With the cancellation of the NCAA fall championships on Aug. 13, practically an entire calendar year of college athletics has been lost to the coronavirus pandemic. If the 2020-21 college basketball season wants to be saved, leagues may want to start planning on a bubble format.
After all, bubbles work. Just ask the NBA, NHL, MLS, WNBA and NWSL.
Bubbles are also expensive. Not to mention, the idea of quarantining college athletes in a bubble for weeks or months at a time to play sports in a pandemic would undoubtedly challenge the preservation of the amateur model in collegiate sports.
“Unlike professional sports, college sports cannot operate in a bubble,” Pac-12 commissioner Larry Scott said in the conference's release that it was canceling athletic competition until Jan. 1, 2021.
The biggest defender of the amateur model, however, didn't seem concerned with the idea. In fact, NCAA president Mark Emmert embraced the proposition of using bubbles for winter and spring sports in his fall championship cancellation announcement.
"If we modify the model, shrink the bracket sizes, do everything in predetermined sites instead of running kids around the country... there's a way to do it," Emmert said. "Will it be normal? Of course not. Will it create other conflicts and challenges? Of course. But is it doable? Yeah, it is doable and we want to do that."
Luckily for the ACC, there is a very familiar destination in the heart of the league's footprint that possesses the facilities and infrastructure to pull off a 15-team league bubble if such a strategy was to be executed.
Greensboro, N.C. — Home of the 2020-21 ACC Hoops bubble
What better way to make up for the lost 2020 ACC Tournament than to have an entire ACC basketball season in a bubble in Greensboro, N.C.?

RECORDED DATA
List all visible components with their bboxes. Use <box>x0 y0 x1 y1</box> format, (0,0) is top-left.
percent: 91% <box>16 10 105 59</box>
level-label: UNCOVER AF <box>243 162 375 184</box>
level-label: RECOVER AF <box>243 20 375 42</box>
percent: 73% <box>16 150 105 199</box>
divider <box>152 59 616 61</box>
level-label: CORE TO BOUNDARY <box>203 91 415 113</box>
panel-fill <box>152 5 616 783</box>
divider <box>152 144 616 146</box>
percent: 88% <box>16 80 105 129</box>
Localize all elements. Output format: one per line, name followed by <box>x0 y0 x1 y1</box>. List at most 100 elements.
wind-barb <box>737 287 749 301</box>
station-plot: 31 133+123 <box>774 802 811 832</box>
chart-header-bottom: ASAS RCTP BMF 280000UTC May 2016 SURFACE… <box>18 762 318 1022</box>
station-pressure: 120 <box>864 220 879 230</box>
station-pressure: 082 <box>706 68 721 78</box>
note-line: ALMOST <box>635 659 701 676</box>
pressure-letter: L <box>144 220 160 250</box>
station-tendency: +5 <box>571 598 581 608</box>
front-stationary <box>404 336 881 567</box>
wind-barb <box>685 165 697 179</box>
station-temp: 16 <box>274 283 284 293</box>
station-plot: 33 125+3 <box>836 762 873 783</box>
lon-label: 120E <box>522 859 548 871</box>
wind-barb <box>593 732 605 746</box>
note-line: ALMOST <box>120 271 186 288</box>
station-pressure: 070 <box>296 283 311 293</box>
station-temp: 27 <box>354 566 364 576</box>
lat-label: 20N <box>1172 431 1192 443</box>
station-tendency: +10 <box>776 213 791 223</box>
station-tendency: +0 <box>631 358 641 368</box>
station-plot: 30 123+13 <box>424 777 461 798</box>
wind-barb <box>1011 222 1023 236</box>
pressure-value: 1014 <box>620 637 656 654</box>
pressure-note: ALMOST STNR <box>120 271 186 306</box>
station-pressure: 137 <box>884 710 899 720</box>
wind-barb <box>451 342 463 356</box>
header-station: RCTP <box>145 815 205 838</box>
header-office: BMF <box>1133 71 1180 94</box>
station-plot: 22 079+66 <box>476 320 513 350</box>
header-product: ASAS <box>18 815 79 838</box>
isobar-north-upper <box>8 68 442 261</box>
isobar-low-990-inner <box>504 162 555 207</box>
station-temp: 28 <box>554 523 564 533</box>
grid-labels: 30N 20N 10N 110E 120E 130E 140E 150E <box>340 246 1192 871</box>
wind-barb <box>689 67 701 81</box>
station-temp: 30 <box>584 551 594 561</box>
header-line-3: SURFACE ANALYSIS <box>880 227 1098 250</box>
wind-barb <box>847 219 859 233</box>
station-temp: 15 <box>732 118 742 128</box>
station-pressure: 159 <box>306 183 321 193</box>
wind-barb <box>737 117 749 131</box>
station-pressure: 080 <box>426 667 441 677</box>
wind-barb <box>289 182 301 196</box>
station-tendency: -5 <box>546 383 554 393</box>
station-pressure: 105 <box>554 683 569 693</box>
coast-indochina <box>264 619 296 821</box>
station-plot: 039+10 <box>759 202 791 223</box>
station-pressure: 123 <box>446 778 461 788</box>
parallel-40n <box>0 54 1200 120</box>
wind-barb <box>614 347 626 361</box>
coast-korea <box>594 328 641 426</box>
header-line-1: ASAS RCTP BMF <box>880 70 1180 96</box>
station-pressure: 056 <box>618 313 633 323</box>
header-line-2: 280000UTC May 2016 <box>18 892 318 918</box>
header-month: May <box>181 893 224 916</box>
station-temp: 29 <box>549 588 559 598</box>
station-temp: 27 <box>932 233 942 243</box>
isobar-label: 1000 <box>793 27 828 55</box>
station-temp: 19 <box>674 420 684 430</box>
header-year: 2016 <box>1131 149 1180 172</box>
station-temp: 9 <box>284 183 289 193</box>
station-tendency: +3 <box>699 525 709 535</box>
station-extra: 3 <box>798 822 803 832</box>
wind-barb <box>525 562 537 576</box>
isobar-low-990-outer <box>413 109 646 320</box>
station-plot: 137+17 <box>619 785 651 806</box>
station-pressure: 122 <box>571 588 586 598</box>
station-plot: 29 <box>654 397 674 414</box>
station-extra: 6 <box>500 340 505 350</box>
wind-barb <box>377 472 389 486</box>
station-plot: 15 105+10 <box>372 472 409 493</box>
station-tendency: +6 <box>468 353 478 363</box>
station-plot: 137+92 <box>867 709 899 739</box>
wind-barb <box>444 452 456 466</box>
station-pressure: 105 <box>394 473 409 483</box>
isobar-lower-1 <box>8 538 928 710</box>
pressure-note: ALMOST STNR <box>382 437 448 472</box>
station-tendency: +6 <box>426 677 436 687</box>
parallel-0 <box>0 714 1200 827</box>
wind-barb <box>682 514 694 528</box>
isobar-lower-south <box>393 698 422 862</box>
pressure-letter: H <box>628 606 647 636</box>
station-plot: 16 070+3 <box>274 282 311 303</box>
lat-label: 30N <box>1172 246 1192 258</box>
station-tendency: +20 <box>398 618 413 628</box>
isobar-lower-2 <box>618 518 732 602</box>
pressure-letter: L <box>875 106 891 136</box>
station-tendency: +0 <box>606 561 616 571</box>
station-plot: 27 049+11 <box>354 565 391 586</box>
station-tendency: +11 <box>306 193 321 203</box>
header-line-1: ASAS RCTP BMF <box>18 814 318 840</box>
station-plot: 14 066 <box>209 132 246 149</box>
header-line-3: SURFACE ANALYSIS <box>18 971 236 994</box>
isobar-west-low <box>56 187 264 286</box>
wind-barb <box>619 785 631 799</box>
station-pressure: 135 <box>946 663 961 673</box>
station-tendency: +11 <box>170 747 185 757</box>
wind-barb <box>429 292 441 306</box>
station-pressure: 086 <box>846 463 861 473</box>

PROBLEMS TO WORK ON
- a) According to the article on a college basketball bubble, on what date were the NCAA fall championships canceled?
- b) For each statement, say whether it agrees with the article on a college basketball bubble. Give yes or no and quote the deciding words.
(i) The Pac-12 commissioner said college sports cannot operate in a bubble.
(ii) The NCAA president rejected the idea of using bubbles for winter and spring sports.
(iii) Greensboro, N.C., is described as able to host a 12-team league bubble.
- c) List every professional league that the article on a college basketball bubble cites as evidence that bubbles work.

ANSWERS FOR THE EXERCISE
- a) Aug. 13

- b)
(i) Yes: "Unlike professional sports, college sports cannot operate in a bubble," Pac-12 commissioner Larry Scott said
(ii) No: "NCAA president Mark Emmert embraced the proposition of using bubbles for winter and spring sports"
(iii) No: "possesses the facilities and infrastructure to pull off a 15-team league bubble"

- c) NBA, NHL, MLS, WNBA, NWSL